— begin INFORMATION PROVIDED —

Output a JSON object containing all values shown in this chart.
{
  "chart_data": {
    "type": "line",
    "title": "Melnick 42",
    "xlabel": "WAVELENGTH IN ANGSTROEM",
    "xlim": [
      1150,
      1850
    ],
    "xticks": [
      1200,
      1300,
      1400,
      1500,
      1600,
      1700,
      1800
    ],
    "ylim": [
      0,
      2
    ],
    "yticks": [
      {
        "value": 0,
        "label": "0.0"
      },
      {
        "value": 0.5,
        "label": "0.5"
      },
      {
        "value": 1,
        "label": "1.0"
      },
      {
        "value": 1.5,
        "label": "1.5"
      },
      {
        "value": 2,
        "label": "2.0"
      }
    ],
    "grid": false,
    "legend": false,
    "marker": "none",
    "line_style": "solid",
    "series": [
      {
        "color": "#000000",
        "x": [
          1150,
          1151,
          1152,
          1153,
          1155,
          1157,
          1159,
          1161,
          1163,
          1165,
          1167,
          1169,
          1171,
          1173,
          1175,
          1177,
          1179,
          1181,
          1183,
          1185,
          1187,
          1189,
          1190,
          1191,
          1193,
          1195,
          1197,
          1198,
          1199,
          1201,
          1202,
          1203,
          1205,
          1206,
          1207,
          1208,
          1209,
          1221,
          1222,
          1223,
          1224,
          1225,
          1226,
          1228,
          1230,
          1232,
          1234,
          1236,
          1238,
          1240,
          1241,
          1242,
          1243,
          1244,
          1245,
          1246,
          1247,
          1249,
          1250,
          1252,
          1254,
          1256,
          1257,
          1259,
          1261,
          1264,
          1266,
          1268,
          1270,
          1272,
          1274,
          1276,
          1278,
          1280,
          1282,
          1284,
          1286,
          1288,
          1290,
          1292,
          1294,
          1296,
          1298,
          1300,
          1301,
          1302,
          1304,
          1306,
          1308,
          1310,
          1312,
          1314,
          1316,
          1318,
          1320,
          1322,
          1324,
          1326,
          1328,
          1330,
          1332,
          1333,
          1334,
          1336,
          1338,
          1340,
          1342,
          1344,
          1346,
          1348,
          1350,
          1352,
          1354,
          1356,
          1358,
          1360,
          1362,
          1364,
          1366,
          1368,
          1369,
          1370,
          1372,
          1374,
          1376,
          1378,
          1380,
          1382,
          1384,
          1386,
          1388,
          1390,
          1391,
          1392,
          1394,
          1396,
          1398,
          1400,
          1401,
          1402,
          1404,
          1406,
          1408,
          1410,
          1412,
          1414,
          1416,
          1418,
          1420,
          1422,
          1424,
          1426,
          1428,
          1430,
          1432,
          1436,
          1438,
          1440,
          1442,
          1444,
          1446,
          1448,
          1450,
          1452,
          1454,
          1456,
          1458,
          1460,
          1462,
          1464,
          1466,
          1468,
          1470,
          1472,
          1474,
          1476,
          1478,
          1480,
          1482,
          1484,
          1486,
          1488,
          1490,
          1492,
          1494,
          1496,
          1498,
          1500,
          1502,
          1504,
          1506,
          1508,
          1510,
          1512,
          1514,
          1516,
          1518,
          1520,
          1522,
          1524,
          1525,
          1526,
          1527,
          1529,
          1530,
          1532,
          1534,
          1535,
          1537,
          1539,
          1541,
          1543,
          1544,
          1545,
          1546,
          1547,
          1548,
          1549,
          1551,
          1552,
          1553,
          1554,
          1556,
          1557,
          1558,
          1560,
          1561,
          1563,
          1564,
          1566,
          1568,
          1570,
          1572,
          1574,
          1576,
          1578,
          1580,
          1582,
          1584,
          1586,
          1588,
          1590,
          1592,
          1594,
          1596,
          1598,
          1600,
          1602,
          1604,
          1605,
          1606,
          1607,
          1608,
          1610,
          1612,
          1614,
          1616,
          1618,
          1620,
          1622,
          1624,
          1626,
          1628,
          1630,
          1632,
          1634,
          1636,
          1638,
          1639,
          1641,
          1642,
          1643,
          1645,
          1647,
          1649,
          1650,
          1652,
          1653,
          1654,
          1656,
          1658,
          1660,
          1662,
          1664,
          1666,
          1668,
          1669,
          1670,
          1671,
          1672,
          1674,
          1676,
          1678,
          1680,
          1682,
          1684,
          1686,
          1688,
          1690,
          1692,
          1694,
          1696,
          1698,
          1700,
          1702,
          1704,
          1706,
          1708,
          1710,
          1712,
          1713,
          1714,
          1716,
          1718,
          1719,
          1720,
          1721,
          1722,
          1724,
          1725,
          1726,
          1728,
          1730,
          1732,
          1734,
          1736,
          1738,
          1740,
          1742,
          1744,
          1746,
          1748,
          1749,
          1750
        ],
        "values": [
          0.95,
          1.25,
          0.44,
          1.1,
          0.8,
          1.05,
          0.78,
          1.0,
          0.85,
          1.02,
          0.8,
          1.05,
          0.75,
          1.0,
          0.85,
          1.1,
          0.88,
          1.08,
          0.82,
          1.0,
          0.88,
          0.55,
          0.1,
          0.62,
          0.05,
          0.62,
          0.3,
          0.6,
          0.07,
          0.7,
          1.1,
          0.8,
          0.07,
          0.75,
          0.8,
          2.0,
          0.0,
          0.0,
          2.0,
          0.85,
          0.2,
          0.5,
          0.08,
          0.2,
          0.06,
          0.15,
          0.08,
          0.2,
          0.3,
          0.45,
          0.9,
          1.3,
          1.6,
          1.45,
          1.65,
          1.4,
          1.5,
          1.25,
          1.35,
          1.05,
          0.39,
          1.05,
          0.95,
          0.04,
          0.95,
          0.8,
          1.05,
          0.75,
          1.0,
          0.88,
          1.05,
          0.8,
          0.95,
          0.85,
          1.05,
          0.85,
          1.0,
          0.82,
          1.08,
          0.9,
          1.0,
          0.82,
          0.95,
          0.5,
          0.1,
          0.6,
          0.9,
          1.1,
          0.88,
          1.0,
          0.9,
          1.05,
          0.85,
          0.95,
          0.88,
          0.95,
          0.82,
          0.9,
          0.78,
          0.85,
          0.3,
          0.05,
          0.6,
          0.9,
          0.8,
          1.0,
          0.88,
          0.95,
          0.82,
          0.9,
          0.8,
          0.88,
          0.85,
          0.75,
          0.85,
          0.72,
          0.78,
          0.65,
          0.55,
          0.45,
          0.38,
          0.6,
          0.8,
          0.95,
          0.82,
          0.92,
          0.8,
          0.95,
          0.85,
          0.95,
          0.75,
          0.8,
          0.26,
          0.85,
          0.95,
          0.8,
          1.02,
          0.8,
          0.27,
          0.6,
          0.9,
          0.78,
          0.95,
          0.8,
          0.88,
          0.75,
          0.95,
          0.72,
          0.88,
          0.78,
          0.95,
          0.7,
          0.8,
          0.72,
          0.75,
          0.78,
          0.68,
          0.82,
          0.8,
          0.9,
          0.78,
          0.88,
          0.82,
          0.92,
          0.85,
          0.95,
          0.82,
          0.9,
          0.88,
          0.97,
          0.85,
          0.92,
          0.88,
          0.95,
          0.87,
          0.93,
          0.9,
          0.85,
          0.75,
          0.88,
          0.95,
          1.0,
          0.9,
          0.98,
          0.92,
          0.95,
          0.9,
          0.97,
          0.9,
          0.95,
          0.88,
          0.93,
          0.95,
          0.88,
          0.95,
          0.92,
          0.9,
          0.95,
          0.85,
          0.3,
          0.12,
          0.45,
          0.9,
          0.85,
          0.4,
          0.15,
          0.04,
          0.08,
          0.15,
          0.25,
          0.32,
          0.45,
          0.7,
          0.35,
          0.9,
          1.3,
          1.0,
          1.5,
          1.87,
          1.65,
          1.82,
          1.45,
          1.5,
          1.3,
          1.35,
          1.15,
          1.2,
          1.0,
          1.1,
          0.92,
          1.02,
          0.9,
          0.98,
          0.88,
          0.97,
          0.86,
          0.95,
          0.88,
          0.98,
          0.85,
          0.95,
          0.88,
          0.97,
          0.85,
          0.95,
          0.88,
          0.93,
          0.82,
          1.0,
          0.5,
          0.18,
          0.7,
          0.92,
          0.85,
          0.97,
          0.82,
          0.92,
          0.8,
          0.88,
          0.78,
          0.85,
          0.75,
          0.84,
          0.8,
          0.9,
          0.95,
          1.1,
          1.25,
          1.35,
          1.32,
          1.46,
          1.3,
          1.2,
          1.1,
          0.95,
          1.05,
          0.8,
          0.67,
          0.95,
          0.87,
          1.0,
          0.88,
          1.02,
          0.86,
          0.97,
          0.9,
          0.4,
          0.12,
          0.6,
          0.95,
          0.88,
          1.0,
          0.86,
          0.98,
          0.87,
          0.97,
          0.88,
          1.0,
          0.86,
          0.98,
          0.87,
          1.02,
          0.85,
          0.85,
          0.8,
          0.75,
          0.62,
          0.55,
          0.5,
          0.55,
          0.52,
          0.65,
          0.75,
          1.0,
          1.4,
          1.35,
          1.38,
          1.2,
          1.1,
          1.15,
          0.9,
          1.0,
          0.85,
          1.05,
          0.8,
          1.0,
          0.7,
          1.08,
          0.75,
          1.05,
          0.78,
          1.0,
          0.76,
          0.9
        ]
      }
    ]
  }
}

— end INFORMATION PROVIDED —

◆ WHAT NEEDS TO BE DONE ◆
Copy every line of the records above that holds the word "values".

◆ RESULT FOR THIS TASK ◆
Output a JSON object containing all values shown in this chart.
        "values": [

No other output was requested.